### Exercise
Every line below is to be copied exactly, with the pictures left out.
BEGIN Entries provided
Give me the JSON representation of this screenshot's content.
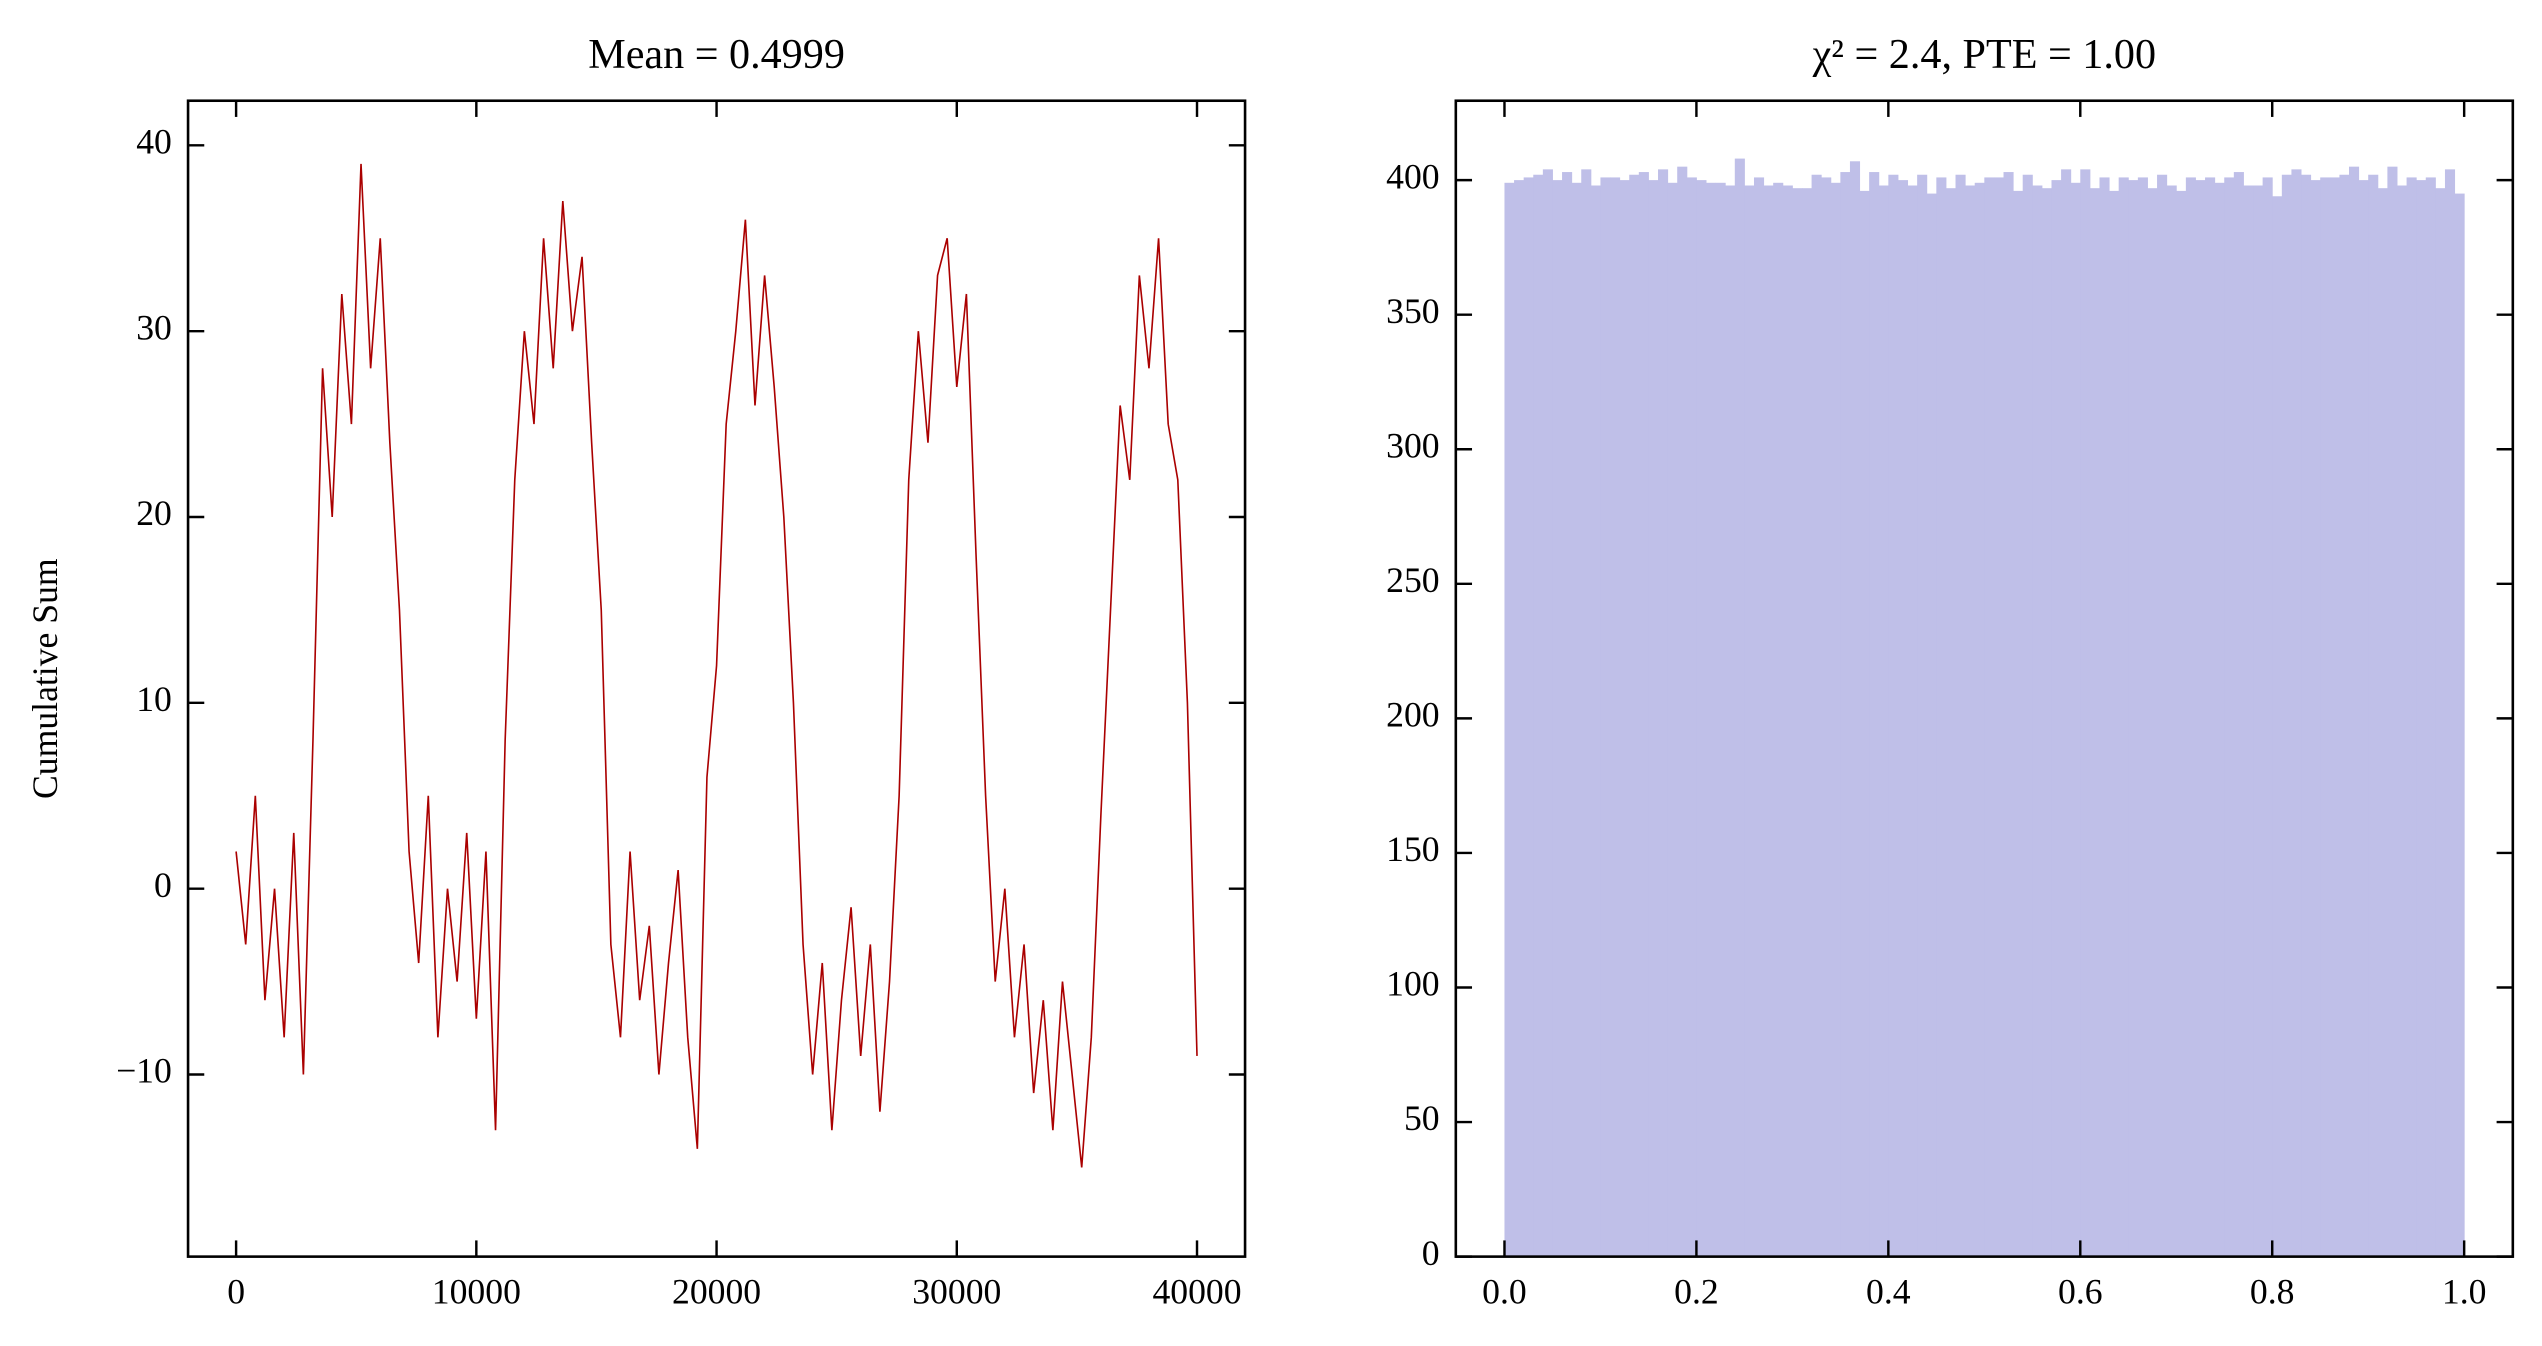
{
  "chart_data": [
    {
      "type": "line",
      "title": "Mean = 0.4999",
      "ylabel": "Cumulative Sum",
      "color": "#aa0000",
      "x": [
        0,
        400,
        800,
        1200,
        1600,
        2000,
        2400,
        2800,
        3200,
        3600,
        4000,
        4400,
        4800,
        5200,
        5600,
        6000,
        6400,
        6800,
        7200,
        7600,
        8000,
        8400,
        8800,
        9200,
        9600,
        10000,
        10400,
        10800,
        11200,
        11600,
        12000,
        12400,
        12800,
        13200,
        13600,
        14000,
        14400,
        14800,
        15200,
        15600,
        16000,
        16400,
        16800,
        17200,
        17600,
        18000,
        18400,
        18800,
        19200,
        19600,
        20000,
        20400,
        20800,
        21200,
        21600,
        22000,
        22400,
        22800,
        23200,
        23600,
        24000,
        24400,
        24800,
        25200,
        25600,
        26000,
        26400,
        26800,
        27200,
        27600,
        28000,
        28400,
        28800,
        29200,
        29600,
        30000,
        30400,
        30800,
        31200,
        31600,
        32000,
        32400,
        32800,
        33200,
        33600,
        34000,
        34400,
        34800,
        35200,
        35600,
        36000,
        36400,
        36800,
        37200,
        37600,
        38000,
        38400,
        38800,
        39200,
        39600,
        40000
      ],
      "values": [
        2,
        -3,
        5,
        -6,
        0,
        -8,
        3,
        -10,
        8,
        28,
        20,
        32,
        25,
        39,
        28,
        35,
        24,
        15,
        2,
        -4,
        5,
        -8,
        0,
        -5,
        3,
        -7,
        2,
        -13,
        8,
        22,
        30,
        25,
        35,
        28,
        37,
        30,
        34,
        24,
        15,
        -3,
        -8,
        2,
        -6,
        -2,
        -10,
        -4,
        1,
        -8,
        -14,
        6,
        12,
        25,
        30,
        36,
        26,
        33,
        27,
        20,
        10,
        -3,
        -10,
        -4,
        -13,
        -6,
        -1,
        -9,
        -3,
        -12,
        -5,
        5,
        22,
        30,
        24,
        33,
        35,
        27,
        32,
        18,
        5,
        -5,
        0,
        -8,
        -3,
        -11,
        -6,
        -13,
        -5,
        -10,
        -15,
        -8,
        4,
        15,
        26,
        22,
        33,
        28,
        35,
        25,
        22,
        10,
        -9
      ],
      "xlim": [
        -2000,
        42000
      ],
      "ylim": [
        -19.8,
        42.4
      ],
      "xticks": [
        0,
        10000,
        20000,
        30000,
        40000
      ],
      "yticks": [
        {
          "value": -10,
          "label": "−10"
        },
        0,
        10,
        20,
        30,
        40
      ]
    },
    {
      "type": "histogram",
      "title": "χ² = 2.4, PTE = 1.00",
      "color": "#bfbfe8",
      "bins": [
        0,
        0.01,
        0.02,
        0.03,
        0.04,
        0.05,
        0.06,
        0.07,
        0.08,
        0.09,
        0.1,
        0.11,
        0.12,
        0.13,
        0.14,
        0.15,
        0.16,
        0.17,
        0.18,
        0.19,
        0.2,
        0.21,
        0.22,
        0.23,
        0.24,
        0.25,
        0.26,
        0.27,
        0.28,
        0.29,
        0.3,
        0.31,
        0.32,
        0.33,
        0.34,
        0.35,
        0.36,
        0.37,
        0.38,
        0.39,
        0.4,
        0.41,
        0.42,
        0.43,
        0.44,
        0.45,
        0.46,
        0.47,
        0.48,
        0.49,
        0.5,
        0.51,
        0.52,
        0.53,
        0.54,
        0.55,
        0.56,
        0.57,
        0.58,
        0.59,
        0.6,
        0.61,
        0.62,
        0.63,
        0.64,
        0.65,
        0.66,
        0.67,
        0.68,
        0.69,
        0.7,
        0.71,
        0.72,
        0.73,
        0.74,
        0.75,
        0.76,
        0.77,
        0.78,
        0.79,
        0.8,
        0.81,
        0.82,
        0.83,
        0.84,
        0.85,
        0.86,
        0.87,
        0.88,
        0.89,
        0.9,
        0.91,
        0.92,
        0.93,
        0.94,
        0.95,
        0.96,
        0.97,
        0.98,
        0.99,
        1
      ],
      "values": [
        399,
        400,
        401,
        402,
        404,
        400,
        403,
        399,
        404,
        398,
        401,
        401,
        400,
        402,
        403,
        400,
        404,
        399,
        405,
        401,
        400,
        399,
        399,
        398,
        408,
        398,
        401,
        398,
        399,
        398,
        397,
        397,
        402,
        401,
        399,
        403,
        407,
        396,
        403,
        398,
        402,
        400,
        398,
        402,
        395,
        401,
        397,
        402,
        398,
        399,
        401,
        401,
        403,
        396,
        402,
        398,
        397,
        400,
        404,
        399,
        404,
        397,
        401,
        396,
        401,
        400,
        401,
        397,
        402,
        398,
        396,
        401,
        400,
        401,
        399,
        401,
        403,
        398,
        398,
        401,
        394,
        402,
        404,
        402,
        400,
        401,
        401,
        402,
        405,
        400,
        402,
        397,
        405,
        398,
        401,
        400,
        401,
        397,
        404,
        395
      ],
      "xlim": [
        -0.0507,
        1.0507
      ],
      "ylim": [
        0,
        429.5
      ],
      "xticks": [
        {
          "value": 0,
          "label": "0.0"
        },
        0.2,
        0.4,
        0.6,
        0.8,
        {
          "value": 1,
          "label": "1.0"
        }
      ],
      "yticks": [
        0,
        50,
        100,
        150,
        200,
        250,
        300,
        350,
        400
      ]
    }
  ]
}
END Entries provided
### Result of the exercise
Give me the JSON representation of this screenshot's content.
{
  "chart_data": [
    {
      "type": "line",
      "title": "Mean = 0.4999",
      "ylabel": "Cumulative Sum",
      "color": "#aa0000",
      "x": [
        0,
        400,
        800,
        1200,
        1600,
        2000,
        2400,
        2800,
        3200,
        3600,
        4000,
        4400,
        4800,
        5200,
        5600,
        6000,
        6400,
        6800,
        7200,
        7600,
        8000,
        8400,
        8800,
        9200,
        9600,
        10000,
        10400,
        10800,
        11200,
        11600,
        12000,
        12400,
        12800,
        13200,
        13600,
        14000,
        14400,
        14800,
        15200,
        15600,
        16000,
        16400,
        16800,
        17200,
        17600,
        18000,
        18400,
        18800,
        19200,
        19600,
        20000,
        20400,
        20800,
        21200,
        21600,
        22000,
        22400,
        22800,
        23200,
        23600,
        24000,
        24400,
        24800,
        25200,
        25600,
        26000,
        26400,
        26800,
        27200,
        27600,
        28000,
        28400,
        28800,
        29200,
        29600,
        30000,
        30400,
        30800,
        31200,
        31600,
        32000,
        32400,
        32800,
        33200,
        33600,
        34000,
        34400,
        34800,
        35200,
        35600,
        36000,
        36400,
        36800,
        37200,
        37600,
        38000,
        38400,
        38800,
        39200,
        39600,
        40000
      ],
      "values": [
        2,
        -3,
        5,
        -6,
        0,
        -8,
        3,
        -10,
        8,
        28,
        20,
        32,
        25,
        39,
        28,
        35,
        24,
        15,
        2,
        -4,
        5,
        -8,
        0,
        -5,
        3,
        -7,
        2,
        -13,
        8,
        22,
        30,
        25,
        35,
        28,
        37,
        30,
        34,
        24,
        15,
        -3,
        -8,
        2,
        -6,
        -2,
        -10,
        -4,
        1,
        -8,
        -14,
        6,
        12,
        25,
        30,
        36,
        26,
        33,
        27,
        20,
        10,
        -3,
        -10,
        -4,
        -13,
        -6,
        -1,
        -9,
        -3,
        -12,
        -5,
        5,
        22,
        30,
        24,
        33,
        35,
        27,
        32,
        18,
        5,
        -5,
        0,
        -8,
        -3,
        -11,
        -6,
        -13,
        -5,
        -10,
        -15,
        -8,
        4,
        15,
        26,
        22,
        33,
        28,
        35,
        25,
        22,
        10,
        -9
      ],
      "xlim": [
        -2000,
        42000
      ],
      "ylim": [
        -19.8,
        42.4
      ],
      "xticks": [
        0,
        10000,
        20000,
        30000,
        40000
      ],
      "yticks": [
        {
          "value": -10,
          "label": "−10"
        },
        0,
        10,
        20,
        30,
        40
      ]
    },
    {
      "type": "histogram",
      "title": "χ² = 2.4, PTE = 1.00",
      "color": "#bfbfe8",
      "bins": [
        0,
        0.01,
        0.02,
        0.03,
        0.04,
        0.05,
        0.06,
        0.07,
        0.08,
        0.09,
        0.1,
        0.11,
        0.12,
        0.13,
        0.14,
        0.15,
        0.16,
        0.17,
        0.18,
        0.19,
        0.2,
        0.21,
        0.22,
        0.23,
        0.24,
        0.25,
        0.26,
        0.27,
        0.28,
        0.29,
        0.3,
        0.31,
        0.32,
        0.33,
        0.34,
        0.35,
        0.36,
        0.37,
        0.38,
        0.39,
        0.4,
        0.41,
        0.42,
        0.43,
        0.44,
        0.45,
        0.46,
        0.47,
        0.48,
        0.49,
        0.5,
        0.51,
        0.52,
        0.53,
        0.54,
        0.55,
        0.56,
        0.57,
        0.58,
        0.59,
        0.6,
        0.61,
        0.62,
        0.63,
        0.64,
        0.65,
        0.66,
        0.67,
        0.68,
        0.69,
        0.7,
        0.71,
        0.72,
        0.73,
        0.74,
        0.75,
        0.76,
        0.77,
        0.78,
        0.79,
        0.8,
        0.81,
        0.82,
        0.83,
        0.84,
        0.85,
        0.86,
        0.87,
        0.88,
        0.89,
        0.9,
        0.91,
        0.92,
        0.93,
        0.94,
        0.95,
        0.96,
        0.97,
        0.98,
        0.99,
        1
      ],
      "values": [
        399,
        400,
        401,
        402,
        404,
        400,
        403,
        399,
        404,
        398,
        401,
        401,
        400,
        402,
        403,
        400,
        404,
        399,
        405,
        401,
        400,
        399,
        399,
        398,
        408,
        398,
        401,
        398,
        399,
        398,
        397,
        397,
        402,
        401,
        399,
        403,
        407,
        396,
        403,
        398,
        402,
        400,
        398,
        402,
        395,
        401,
        397,
        402,
        398,
        399,
        401,
        401,
        403,
        396,
        402,
        398,
        397,
        400,
        404,
        399,
        404,
        397,
        401,
        396,
        401,
        400,
        401,
        397,
        402,
        398,
        396,
        401,
        400,
        401,
        399,
        401,
        403,
        398,
        398,
        401,
        394,
        402,
        404,
        402,
        400,
        401,
        401,
        402,
        405,
        400,
        402,
        397,
        405,
        398,
        401,
        400,
        401,
        397,
        404,
        395
      ],
      "xlim": [
        -0.0507,
        1.0507
      ],
      "ylim": [
        0,
        429.5
      ],
      "xticks": [
        {
          "value": 0,
          "label": "0.0"
        },
        0.2,
        0.4,
        0.6,
        0.8,
        {
          "value": 1,
          "label": "1.0"
        }
      ],
      "yticks": [
        0,
        50,
        100,
        150,
        200,
        250,
        300,
        350,
        400
      ]
    }
  ]
}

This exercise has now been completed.